** Excerpt provided **
You can find lots of Flagstaff real estate agent to give you optimistic advice; and there are some pessimists. I strive to be the realist. I hope you see that in my Monthly Flagstaff Real Estate Reports. This past week, I’ve been reading about national trends from a variety of analysts.
National Association of Realtors®
The National Association of Realtors® gathers data from all the multiple-listing services in the country. Like other sources, this data lags by a month what I can give in reporting on our local Flagstaff home sales market. An NAR economist provided some 10-year data that, I think, gives an interesting perspective on where our market is now. Of particular note is that 2014 has not produced home price increases as high as those produced in 2013.
Here are other highlights of the NAR housing data:
- Total homes sold in the United States for August 2014 is slightly below the ten-year average. That’s true for the West Region, where Arizona is. The Midwest and the South are the only two regions to show current sales above the ten-year August average.
- Regionally, since the low point of sales in 2010, there had been three consecutive year-over-year gains, but that changed this year with sales declining in August.

** Source material **
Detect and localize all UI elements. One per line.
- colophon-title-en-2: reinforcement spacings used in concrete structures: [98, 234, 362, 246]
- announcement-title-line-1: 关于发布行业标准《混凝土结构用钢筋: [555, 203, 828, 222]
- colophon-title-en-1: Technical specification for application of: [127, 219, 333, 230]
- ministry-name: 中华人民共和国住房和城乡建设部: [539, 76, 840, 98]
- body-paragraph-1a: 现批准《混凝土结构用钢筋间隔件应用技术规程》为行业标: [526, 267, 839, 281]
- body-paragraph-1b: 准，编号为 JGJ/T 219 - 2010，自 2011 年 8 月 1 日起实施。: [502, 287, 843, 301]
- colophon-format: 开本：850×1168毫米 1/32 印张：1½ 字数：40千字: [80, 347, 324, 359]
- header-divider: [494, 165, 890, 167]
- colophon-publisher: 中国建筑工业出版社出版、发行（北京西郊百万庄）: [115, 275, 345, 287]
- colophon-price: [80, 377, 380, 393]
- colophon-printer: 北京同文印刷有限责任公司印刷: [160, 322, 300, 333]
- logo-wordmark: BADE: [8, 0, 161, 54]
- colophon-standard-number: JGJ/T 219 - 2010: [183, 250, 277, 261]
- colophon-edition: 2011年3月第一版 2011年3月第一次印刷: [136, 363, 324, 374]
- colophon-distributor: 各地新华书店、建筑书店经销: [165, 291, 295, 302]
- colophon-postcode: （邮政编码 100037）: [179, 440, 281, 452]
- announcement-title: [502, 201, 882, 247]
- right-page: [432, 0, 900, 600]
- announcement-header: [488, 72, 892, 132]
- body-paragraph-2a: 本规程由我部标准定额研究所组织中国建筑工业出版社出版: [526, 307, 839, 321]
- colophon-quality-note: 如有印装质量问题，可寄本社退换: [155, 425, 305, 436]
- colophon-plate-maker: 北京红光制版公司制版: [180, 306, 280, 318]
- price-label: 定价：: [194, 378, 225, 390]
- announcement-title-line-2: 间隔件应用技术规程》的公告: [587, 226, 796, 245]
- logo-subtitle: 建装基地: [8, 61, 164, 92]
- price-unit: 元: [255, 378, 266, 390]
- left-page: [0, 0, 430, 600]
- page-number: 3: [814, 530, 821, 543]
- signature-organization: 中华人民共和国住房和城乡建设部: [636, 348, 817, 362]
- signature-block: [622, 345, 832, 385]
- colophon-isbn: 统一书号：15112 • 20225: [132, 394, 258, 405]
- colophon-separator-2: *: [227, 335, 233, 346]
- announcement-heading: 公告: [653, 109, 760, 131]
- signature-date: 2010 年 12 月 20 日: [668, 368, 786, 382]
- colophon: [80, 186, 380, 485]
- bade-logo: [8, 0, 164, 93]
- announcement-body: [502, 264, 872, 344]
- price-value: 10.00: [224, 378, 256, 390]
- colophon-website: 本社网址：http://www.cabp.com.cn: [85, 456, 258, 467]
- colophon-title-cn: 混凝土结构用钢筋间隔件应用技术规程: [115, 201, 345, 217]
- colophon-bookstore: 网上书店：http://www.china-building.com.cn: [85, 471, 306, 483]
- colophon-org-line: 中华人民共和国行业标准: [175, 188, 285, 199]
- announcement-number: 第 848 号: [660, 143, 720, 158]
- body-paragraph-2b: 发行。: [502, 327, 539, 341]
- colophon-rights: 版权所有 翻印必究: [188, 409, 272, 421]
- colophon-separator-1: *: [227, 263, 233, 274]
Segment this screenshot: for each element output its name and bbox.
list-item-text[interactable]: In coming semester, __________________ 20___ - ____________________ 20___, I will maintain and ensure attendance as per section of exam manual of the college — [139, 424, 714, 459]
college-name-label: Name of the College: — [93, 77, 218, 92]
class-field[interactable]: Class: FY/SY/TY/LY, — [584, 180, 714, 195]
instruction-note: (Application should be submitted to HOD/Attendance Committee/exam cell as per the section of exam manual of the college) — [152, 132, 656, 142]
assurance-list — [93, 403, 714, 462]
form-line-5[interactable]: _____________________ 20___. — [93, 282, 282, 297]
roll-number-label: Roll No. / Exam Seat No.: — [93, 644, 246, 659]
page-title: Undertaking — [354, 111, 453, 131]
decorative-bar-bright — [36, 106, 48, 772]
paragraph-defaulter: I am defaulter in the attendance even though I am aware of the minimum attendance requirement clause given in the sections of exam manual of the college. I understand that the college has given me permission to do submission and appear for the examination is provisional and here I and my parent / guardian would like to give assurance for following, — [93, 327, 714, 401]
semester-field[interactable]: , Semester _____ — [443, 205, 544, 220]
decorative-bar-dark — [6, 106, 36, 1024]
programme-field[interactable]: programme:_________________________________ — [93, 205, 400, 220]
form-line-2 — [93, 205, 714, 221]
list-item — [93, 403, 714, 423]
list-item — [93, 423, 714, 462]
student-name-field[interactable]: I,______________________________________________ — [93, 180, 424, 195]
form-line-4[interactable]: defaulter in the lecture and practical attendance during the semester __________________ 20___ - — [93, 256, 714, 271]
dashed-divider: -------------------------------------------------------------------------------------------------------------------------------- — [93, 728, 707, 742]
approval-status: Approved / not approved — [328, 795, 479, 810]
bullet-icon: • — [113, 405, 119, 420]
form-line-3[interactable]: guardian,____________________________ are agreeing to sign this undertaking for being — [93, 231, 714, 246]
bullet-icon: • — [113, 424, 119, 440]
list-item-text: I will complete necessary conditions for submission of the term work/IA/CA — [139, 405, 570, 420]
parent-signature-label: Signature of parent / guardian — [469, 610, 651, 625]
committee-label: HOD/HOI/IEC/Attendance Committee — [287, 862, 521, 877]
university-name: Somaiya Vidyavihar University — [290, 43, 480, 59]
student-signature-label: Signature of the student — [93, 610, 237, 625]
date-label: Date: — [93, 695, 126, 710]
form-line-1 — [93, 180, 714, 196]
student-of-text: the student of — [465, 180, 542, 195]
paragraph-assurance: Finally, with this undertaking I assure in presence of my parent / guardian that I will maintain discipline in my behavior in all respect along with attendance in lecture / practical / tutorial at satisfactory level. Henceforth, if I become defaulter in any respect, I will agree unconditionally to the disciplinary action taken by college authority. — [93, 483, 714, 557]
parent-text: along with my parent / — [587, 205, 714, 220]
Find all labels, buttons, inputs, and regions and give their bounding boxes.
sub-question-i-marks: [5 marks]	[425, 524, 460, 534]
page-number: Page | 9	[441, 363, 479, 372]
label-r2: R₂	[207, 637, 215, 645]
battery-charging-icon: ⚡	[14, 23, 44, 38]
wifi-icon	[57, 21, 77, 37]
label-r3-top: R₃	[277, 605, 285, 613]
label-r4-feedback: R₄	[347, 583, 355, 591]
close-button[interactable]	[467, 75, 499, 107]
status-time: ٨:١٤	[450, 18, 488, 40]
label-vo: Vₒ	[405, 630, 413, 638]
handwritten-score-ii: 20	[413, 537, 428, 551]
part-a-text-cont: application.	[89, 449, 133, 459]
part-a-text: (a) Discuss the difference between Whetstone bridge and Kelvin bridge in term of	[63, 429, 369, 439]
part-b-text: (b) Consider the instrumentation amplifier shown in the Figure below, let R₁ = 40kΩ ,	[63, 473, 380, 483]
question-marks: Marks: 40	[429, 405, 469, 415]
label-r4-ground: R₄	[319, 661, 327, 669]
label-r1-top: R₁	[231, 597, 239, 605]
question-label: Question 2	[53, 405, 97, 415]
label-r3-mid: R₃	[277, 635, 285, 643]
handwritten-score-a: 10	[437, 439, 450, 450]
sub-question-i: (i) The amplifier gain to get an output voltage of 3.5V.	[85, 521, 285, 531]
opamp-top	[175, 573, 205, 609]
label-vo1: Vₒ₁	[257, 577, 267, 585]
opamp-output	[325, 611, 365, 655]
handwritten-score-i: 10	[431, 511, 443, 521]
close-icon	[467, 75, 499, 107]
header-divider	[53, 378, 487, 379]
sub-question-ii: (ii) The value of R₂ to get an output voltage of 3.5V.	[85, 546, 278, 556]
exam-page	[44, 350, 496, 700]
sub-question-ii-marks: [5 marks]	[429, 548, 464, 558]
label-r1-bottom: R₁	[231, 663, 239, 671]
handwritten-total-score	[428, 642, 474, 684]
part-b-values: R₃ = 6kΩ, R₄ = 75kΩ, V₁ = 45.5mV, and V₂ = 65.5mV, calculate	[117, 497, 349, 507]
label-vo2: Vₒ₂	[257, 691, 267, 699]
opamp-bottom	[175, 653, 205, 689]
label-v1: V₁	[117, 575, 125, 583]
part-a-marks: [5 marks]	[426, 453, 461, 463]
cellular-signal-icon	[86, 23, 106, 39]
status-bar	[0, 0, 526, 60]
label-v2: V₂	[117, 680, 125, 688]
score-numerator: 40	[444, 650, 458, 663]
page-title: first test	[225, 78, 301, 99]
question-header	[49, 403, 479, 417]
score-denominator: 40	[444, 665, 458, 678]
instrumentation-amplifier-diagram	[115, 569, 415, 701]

** What you need to do **
a - Duplicate, word for word, the portion of the real estate market excerpt that opens with the words containing "Here are other" and closes with "ten-year August average.".
b - Name every U.S. region that the real estate market excerpt mentions.
c - Take the real estate market excerpt further from where it stops.

** Outputs by task **
a -
Here are other highlights of the NAR housing data:
- Total homes sold in the United States for August 2014 is slightly below the ten-year average. That’s true for the West Region, where Arizona is. The Midwest and the South are the only two regions to show current sales above the ten-year August average.

b -
- West Region
- Midwest
- South

c -
- The median home price in August 2014 is higher than the ten-year August average median price for the U.S. and all four regions. The West leads all regions with the highest home prices. (That may be why fewer homes are being sold in the West.)
- The median price year-over-year percentage change shows prices having a positive change for the last three years after struggling the previous six years. The West has predominately guided the direction of home prices for the U.S. and all regions over the ten-year cycle. For the U.S. and the four regions the best price percentage increase took place in 2005 except for the South, which had its best gains in 2013. The biggest decline took place in 2009 for all U.S regions except the West, which had the largest drop in 2008 when home values declined more than 20%. This August the Midwest is the only region to have a negative year-over-year price percentage change.
CoreLogic is a data supply company that split off from First American in 2010. CoreLogic’s real estate data is drawn from public records and propriety sources. According to CoreLogic, as reported by MarketWatch.com, year-over-year home-price growth fell to 6.4% in August, down from 6.8% in July and 11.4% in August 2013. The firm expects housing appreciation is expected to slow down even further, with annual growth in August 2015 hitting 5.2%.
Annual home-price growth in major cities is slowing down, with many still substantially below peak prices. Nationally, home prices in August were down 12.1% from a 2006 peak, according to CoreLogic.
CoreLogic data on the mortgage market suggests that severe credit tightening in 2014 is holding back the housing market. In May, credit availability for all home loans was half of what it was in the late 1990’s, when the housing market was making steady gains much like today, according to the firm’s Housing Credit Index.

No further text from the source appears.